◆ WORK INSTRUCTIONS ◆
Each line should be copied exactly.

===== DATA TO PROCESS =====

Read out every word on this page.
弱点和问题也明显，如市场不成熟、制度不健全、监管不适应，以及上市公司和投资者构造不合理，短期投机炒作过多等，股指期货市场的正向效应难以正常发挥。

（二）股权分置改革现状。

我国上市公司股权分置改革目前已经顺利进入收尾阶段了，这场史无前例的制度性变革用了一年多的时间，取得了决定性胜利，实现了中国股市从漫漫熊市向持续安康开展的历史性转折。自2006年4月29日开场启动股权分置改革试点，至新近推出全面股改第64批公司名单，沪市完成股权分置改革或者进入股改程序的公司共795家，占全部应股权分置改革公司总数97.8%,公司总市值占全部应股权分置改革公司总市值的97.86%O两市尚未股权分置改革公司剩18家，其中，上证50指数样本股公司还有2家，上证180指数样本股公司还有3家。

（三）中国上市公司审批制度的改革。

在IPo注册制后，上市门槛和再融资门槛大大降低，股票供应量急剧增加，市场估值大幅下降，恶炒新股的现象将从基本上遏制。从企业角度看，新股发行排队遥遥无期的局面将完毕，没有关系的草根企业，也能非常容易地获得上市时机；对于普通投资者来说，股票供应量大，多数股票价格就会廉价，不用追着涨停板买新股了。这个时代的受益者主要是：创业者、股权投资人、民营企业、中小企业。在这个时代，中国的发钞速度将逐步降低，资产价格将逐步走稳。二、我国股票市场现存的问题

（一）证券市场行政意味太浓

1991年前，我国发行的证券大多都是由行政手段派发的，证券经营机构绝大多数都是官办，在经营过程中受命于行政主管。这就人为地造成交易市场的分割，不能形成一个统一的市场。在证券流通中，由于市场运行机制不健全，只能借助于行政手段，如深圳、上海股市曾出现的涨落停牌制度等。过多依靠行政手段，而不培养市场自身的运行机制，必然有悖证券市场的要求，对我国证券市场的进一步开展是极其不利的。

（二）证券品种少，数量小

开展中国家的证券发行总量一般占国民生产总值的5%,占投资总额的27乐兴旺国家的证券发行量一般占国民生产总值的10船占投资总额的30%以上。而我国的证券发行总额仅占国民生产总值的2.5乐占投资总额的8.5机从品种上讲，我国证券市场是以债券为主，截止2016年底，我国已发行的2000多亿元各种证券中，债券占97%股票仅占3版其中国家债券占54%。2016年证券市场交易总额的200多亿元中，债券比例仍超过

=====

◆ CORRECT RESPONSE ◆
Read out every word on this page.
弱点和问题也明显，如市场不成熟、制度不健全、监管不适应，以及上市公司和投资者构造不合理，短期投机炒作过多等，股指期货市场的正向效应难以正常发挥。

（二）股权分置改革现状。

我国上市公司股权分置改革目前已经顺利进入收尾阶段了，这场史无前例的制度性变革用了一年多的时间，取得了决定性胜利，实现了中国股市从漫漫熊市向持续安康开展的历史性转折。自2006年4月29日开场启动股权分置改革试点，至新近推出全面股改第64批公司名单，沪市完成股权分置改革或者进入股改程序的公司共795家，占全部应股权分置改革公司总数97.8%,公司总市值占全部应股权分置改革公司总市值的97.86%O两市尚未股权分置改革公司剩18家，其中，上证50指数样本股公司还有2家，上证180指数样本股公司还有3家。

（三）中国上市公司审批制度的改革。

在IPo注册制后，上市门槛和再融资门槛大大降低，股票供应量急剧增加，市场估值大幅下降，恶炒新股的现象将从基本上遏制。从企业角度看，新股发行排队遥遥无期的局面将完毕，没有关系的草根企业，也能非常容易地获得上市时机；对于普通投资者来说，股票供应量大，多数股票价格就会廉价，不用追着涨停板买新股了。这个时代的受益者主要是：创业者、股权投资人、民营企业、中小企业。在这个时代，中国的发钞速度将逐步降低，资产价格将逐步走稳。二、我国股票市场现存的问题

（一）证券市场行政意味太浓

1991年前，我国发行的证券大多都是由行政手段派发的，证券经营机构绝大多数都是官办，在经营过程中受命于行政主管。这就人为地造成交易市场的分割，不能形成一个统一的市场。在证券流通中，由于市场运行机制不健全，只能借助于行政手段，如深圳、上海股市曾出现的涨落停牌制度等。过多依靠行政手段，而不培养市场自身的运行机制，必然有悖证券市场的要求，对我国证券市场的进一步开展是极其不利的。

（二）证券品种少，数量小

开展中国家的证券发行总量一般占国民生产总值的5%,占投资总额的27乐兴旺国家的证券发行量一般占国民生产总值的10船占投资总额的30%以上。而我国的证券发行总额仅占国民生产总值的2.5乐占投资总额的8.5机从品种上讲，我国证券市场是以债券为主，截止2016年底，我国已发行的2000多亿元各种证券中，债券占97%股票仅占3版其中国家债券占54%。2016年证券市场交易总额的200多亿元中，债券比例仍超过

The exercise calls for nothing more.